Prompt. Make an exact copy of the records, with the images left out.

[start Dataset]

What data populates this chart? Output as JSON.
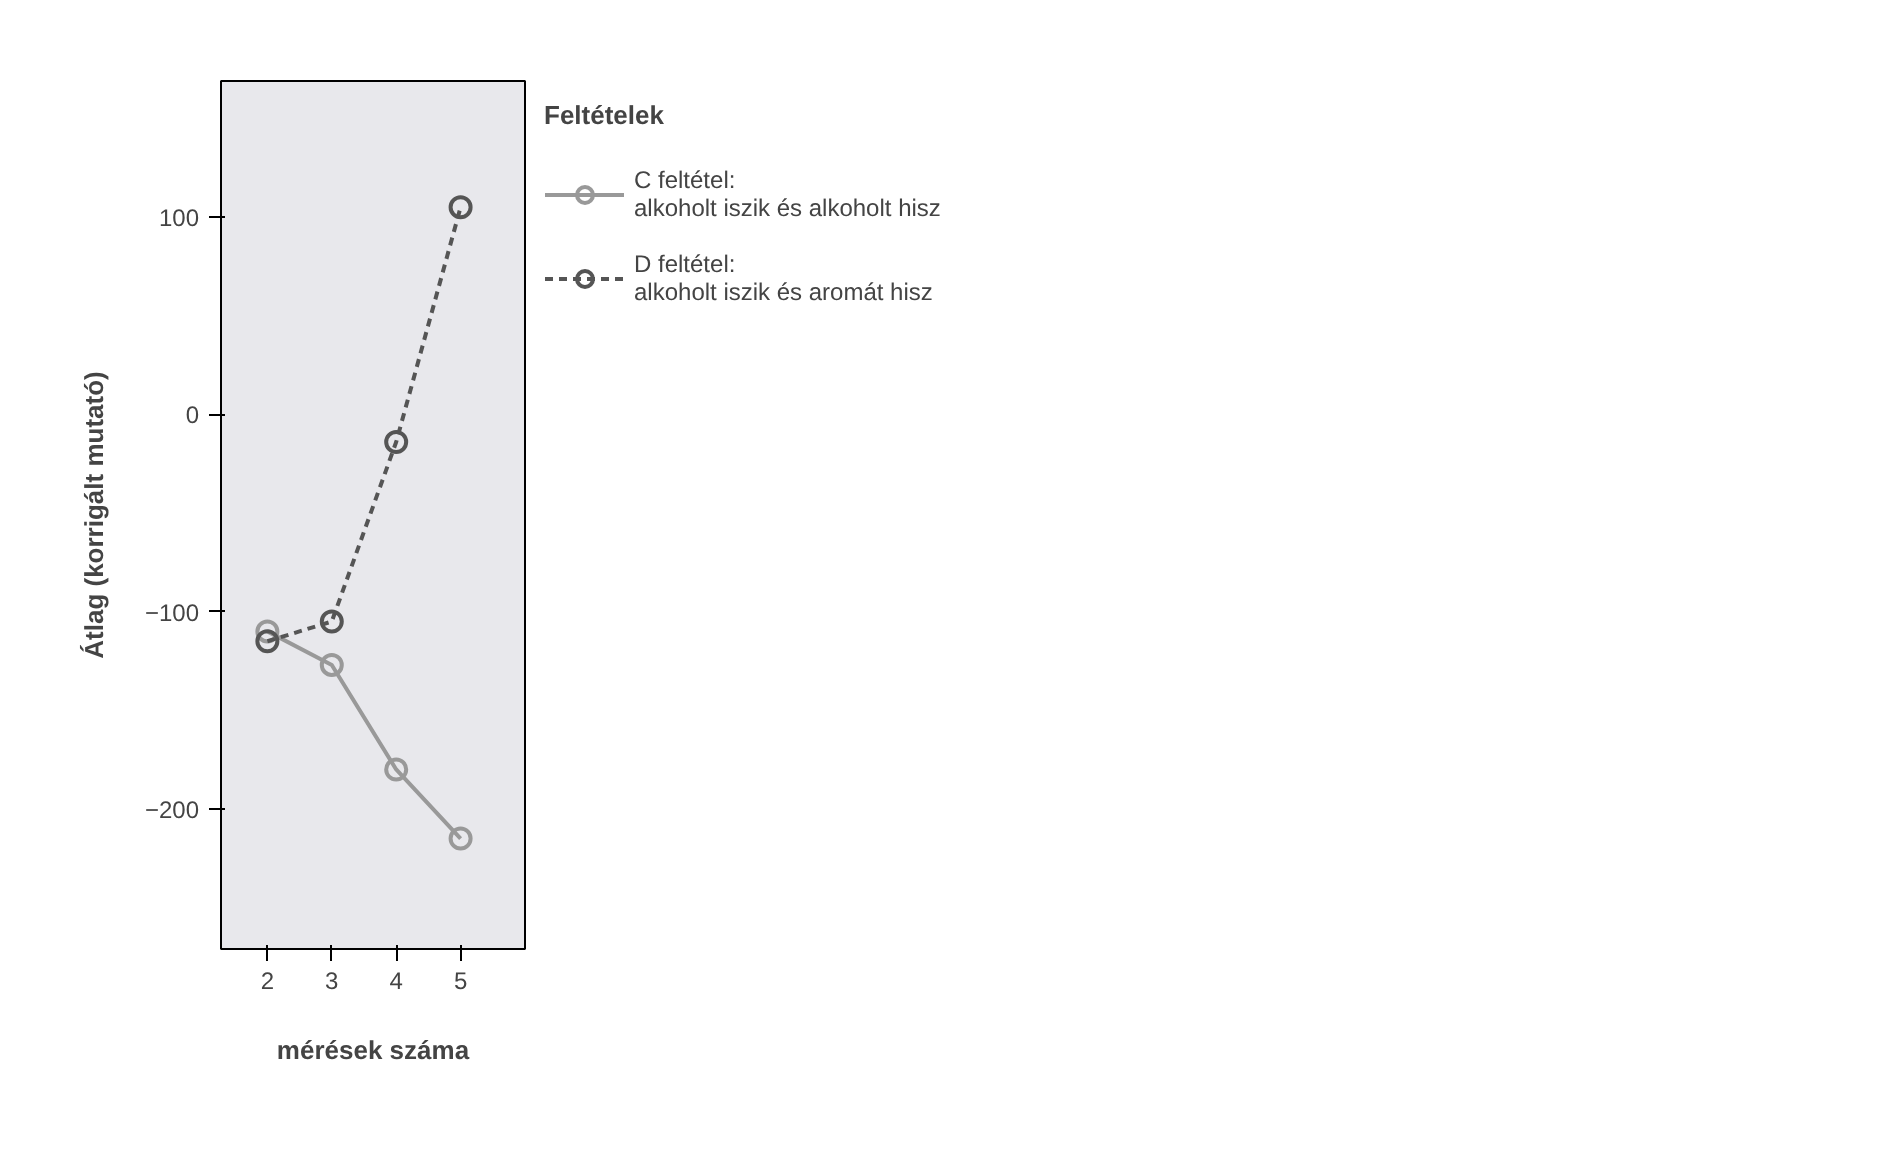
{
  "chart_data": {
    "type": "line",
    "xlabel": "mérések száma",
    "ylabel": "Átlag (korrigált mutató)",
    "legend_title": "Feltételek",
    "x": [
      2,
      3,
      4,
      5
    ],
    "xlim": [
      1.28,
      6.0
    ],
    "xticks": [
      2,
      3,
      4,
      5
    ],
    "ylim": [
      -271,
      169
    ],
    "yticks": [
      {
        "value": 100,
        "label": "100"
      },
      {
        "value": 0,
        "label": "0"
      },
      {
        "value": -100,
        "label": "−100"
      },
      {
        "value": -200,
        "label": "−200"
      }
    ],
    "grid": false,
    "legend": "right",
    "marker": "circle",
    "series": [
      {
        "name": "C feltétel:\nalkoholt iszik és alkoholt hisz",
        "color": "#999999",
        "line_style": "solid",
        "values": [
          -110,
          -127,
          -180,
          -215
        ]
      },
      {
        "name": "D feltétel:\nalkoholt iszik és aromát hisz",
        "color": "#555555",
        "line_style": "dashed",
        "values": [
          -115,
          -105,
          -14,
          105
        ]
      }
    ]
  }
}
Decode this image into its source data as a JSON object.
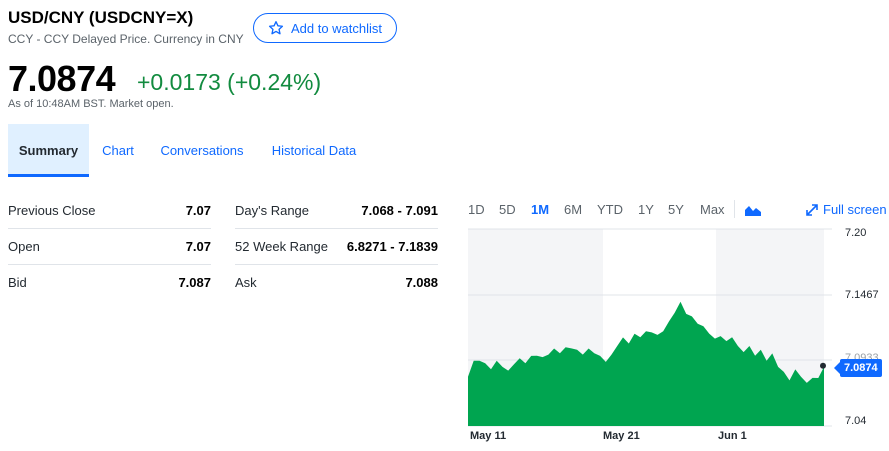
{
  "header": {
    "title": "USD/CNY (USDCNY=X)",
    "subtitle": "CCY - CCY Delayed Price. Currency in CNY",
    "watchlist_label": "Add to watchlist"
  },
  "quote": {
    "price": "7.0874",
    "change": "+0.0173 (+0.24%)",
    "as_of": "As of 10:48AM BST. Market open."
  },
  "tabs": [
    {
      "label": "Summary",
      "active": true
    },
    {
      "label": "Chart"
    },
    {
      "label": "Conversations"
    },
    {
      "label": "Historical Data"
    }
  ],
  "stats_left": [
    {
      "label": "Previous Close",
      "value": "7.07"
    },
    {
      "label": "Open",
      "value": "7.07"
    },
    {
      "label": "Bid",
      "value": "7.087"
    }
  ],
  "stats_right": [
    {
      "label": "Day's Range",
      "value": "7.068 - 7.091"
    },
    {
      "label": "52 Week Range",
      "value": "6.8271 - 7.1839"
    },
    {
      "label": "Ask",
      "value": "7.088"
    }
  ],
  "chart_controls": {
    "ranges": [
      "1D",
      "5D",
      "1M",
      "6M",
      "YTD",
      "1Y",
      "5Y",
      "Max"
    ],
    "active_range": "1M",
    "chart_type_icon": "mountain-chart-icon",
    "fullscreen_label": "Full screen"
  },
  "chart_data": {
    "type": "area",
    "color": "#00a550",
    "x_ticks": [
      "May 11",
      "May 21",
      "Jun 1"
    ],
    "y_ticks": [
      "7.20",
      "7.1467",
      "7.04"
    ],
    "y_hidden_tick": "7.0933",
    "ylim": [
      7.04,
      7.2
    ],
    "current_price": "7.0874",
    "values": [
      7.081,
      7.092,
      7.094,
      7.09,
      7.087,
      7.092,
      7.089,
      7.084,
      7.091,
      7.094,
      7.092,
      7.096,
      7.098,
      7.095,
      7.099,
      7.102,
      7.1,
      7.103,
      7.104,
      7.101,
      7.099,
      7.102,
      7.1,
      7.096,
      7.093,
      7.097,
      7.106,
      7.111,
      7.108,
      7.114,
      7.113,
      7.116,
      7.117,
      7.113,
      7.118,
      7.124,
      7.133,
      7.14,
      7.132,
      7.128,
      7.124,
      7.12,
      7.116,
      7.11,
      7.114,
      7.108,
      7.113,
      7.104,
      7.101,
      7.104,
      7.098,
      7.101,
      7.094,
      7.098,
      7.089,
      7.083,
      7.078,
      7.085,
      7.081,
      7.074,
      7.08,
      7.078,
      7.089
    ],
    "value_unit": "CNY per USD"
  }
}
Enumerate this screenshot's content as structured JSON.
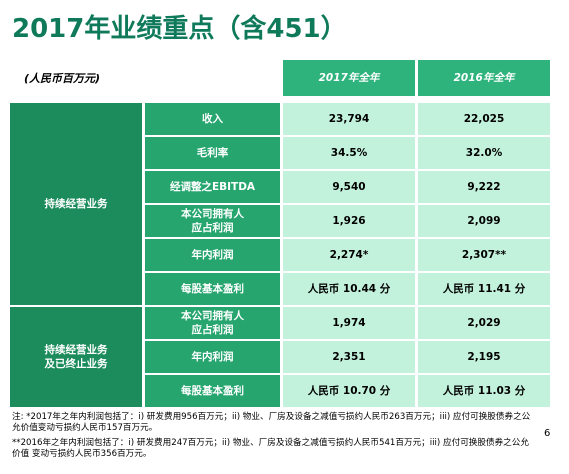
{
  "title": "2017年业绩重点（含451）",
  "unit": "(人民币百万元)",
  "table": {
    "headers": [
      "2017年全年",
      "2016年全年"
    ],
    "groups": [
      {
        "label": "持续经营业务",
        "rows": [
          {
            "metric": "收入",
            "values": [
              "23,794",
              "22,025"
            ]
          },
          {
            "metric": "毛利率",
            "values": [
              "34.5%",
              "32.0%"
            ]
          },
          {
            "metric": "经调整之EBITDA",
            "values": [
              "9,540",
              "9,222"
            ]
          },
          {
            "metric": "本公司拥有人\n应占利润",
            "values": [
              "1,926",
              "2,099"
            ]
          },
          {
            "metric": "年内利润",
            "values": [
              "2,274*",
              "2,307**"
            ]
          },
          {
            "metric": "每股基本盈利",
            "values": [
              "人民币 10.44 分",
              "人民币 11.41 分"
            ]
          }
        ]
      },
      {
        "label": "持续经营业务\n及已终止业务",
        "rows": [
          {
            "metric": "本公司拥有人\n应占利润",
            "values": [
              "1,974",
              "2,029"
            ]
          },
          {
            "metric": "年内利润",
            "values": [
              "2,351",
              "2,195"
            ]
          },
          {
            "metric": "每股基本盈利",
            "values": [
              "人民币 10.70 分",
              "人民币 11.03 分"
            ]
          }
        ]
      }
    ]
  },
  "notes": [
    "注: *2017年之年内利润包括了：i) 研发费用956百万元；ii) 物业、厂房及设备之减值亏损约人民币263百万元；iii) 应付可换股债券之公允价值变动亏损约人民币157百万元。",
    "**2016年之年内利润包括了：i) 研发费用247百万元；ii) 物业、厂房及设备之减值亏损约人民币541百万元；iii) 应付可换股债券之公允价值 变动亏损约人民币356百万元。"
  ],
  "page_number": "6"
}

[end Dataset]

Full solution.
What data populates this chart? Output as JSON.
{
  "chart_data": {
    "type": "line",
    "xlabel": "mérések száma",
    "ylabel": "Átlag (korrigált mutató)",
    "legend_title": "Feltételek",
    "x": [
      2,
      3,
      4,
      5
    ],
    "xlim": [
      1.28,
      6.0
    ],
    "xticks": [
      2,
      3,
      4,
      5
    ],
    "ylim": [
      -271,
      169
    ],
    "yticks": [
      {
        "value": 100,
        "label": "100"
      },
      {
        "value": 0,
        "label": "0"
      },
      {
        "value": -100,
        "label": "−100"
      },
      {
        "value": -200,
        "label": "−200"
      }
    ],
    "grid": false,
    "legend": "right",
    "marker": "circle",
    "series": [
      {
        "name": "C feltétel:\nalkoholt iszik és alkoholt hisz",
        "color": "#999999",
        "line_style": "solid",
        "values": [
          -110,
          -127,
          -180,
          -215
        ]
      },
      {
        "name": "D feltétel:\nalkoholt iszik és aromát hisz",
        "color": "#555555",
        "line_style": "dashed",
        "values": [
          -115,
          -105,
          -14,
          105
        ]
      }
    ]
  }
}
Decode this image into its source data as a JSON object.
{
  "header": {
    "title": "USD/CNY (USDCNY=X)",
    "subtitle": "CCY - CCY Delayed Price. Currency in CNY",
    "watchlist_label": "Add to watchlist"
  },
  "quote": {
    "price": "7.0874",
    "change": "+0.0173 (+0.24%)",
    "as_of": "As of 10:48AM BST. Market open."
  },
  "tabs": [
    {
      "label": "Summary",
      "active": true
    },
    {
      "label": "Chart"
    },
    {
      "label": "Conversations"
    },
    {
      "label": "Historical Data"
    }
  ],
  "stats_left": [
    {
      "label": "Previous Close",
      "value": "7.07"
    },
    {
      "label": "Open",
      "value": "7.07"
    },
    {
      "label": "Bid",
      "value": "7.087"
    }
  ],
  "stats_right": [
    {
      "label": "Day's Range",
      "value": "7.068 - 7.091"
    },
    {
      "label": "52 Week Range",
      "value": "6.8271 - 7.1839"
    },
    {
      "label": "Ask",
      "value": "7.088"
    }
  ],
  "chart_controls": {
    "ranges": [
      "1D",
      "5D",
      "1M",
      "6M",
      "YTD",
      "1Y",
      "5Y",
      "Max"
    ],
    "active_range": "1M",
    "chart_type_icon": "mountain-chart-icon",
    "fullscreen_label": "Full screen"
  },
  "chart_data": {
    "type": "area",
    "color": "#00a550",
    "x_ticks": [
      "May 11",
      "May 21",
      "Jun 1"
    ],
    "y_ticks": [
      "7.20",
      "7.1467",
      "7.04"
    ],
    "y_hidden_tick": "7.0933",
    "ylim": [
      7.04,
      7.2
    ],
    "current_price": "7.0874",
    "values": [
      7.081,
      7.092,
      7.094,
      7.09,
      7.087,
      7.092,
      7.089,
      7.084,
      7.091,
      7.094,
      7.092,
      7.096,
      7.098,
      7.095,
      7.099,
      7.102,
      7.1,
      7.103,
      7.104,
      7.101,
      7.099,
      7.102,
      7.1,
      7.096,
      7.093,
      7.097,
      7.106,
      7.111,
      7.108,
      7.114,
      7.113,
      7.116,
      7.117,
      7.113,
      7.118,
      7.124,
      7.133,
      7.14,
      7.132,
      7.128,
      7.124,
      7.12,
      7.116,
      7.11,
      7.114,
      7.108,
      7.113,
      7.104,
      7.101,
      7.104,
      7.098,
      7.101,
      7.094,
      7.098,
      7.089,
      7.083,
      7.078,
      7.085,
      7.081,
      7.074,
      7.08,
      7.078,
      7.089
    ],
    "value_unit": "CNY per USD"
  }
}
Enumerate this screenshot's content as structured JSON.
{
  "title": "2017年业绩重点（含451）",
  "unit": "(人民币百万元)",
  "table": {
    "headers": [
      "2017年全年",
      "2016年全年"
    ],
    "groups": [
      {
        "label": "持续经营业务",
        "rows": [
          {
            "metric": "收入",
            "values": [
              "23,794",
              "22,025"
            ]
          },
          {
            "metric": "毛利率",
            "values": [
              "34.5%",
              "32.0%"
            ]
          },
          {
            "metric": "经调整之EBITDA",
            "values": [
              "9,540",
              "9,222"
            ]
          },
          {
            "metric": "本公司拥有人\n应占利润",
            "values": [
              "1,926",
              "2,099"
            ]
          },
          {
            "metric": "年内利润",
            "values": [
              "2,274*",
              "2,307**"
            ]
          },
          {
            "metric": "每股基本盈利",
            "values": [
              "人民币 10.44 分",
              "人民币 11.41 分"
            ]
          }
        ]
      },
      {
        "label": "持续经营业务\n及已终止业务",
        "rows": [
          {
            "metric": "本公司拥有人\n应占利润",
            "values": [
              "1,974",
              "2,029"
            ]
          },
          {
            "metric": "年内利润",
            "values": [
              "2,351",
              "2,195"
            ]
          },
          {
            "metric": "每股基本盈利",
            "values": [
              "人民币 10.70 分",
              "人民币 11.03 分"
            ]
          }
        ]
      }
    ]
  },
  "notes": [
    "注: *2017年之年内利润包括了：i) 研发费用956百万元；ii) 物业、厂房及设备之减值亏损约人民币263百万元；iii) 应付可换股债券之公允价值变动亏损约人民币157百万元。",
    "**2016年之年内利润包括了：i) 研发费用247百万元；ii) 物业、厂房及设备之减值亏损约人民币541百万元；iii) 应付可换股债券之公允价值 变动亏损约人民币356百万元。"
  ],
  "page_number": "6"
}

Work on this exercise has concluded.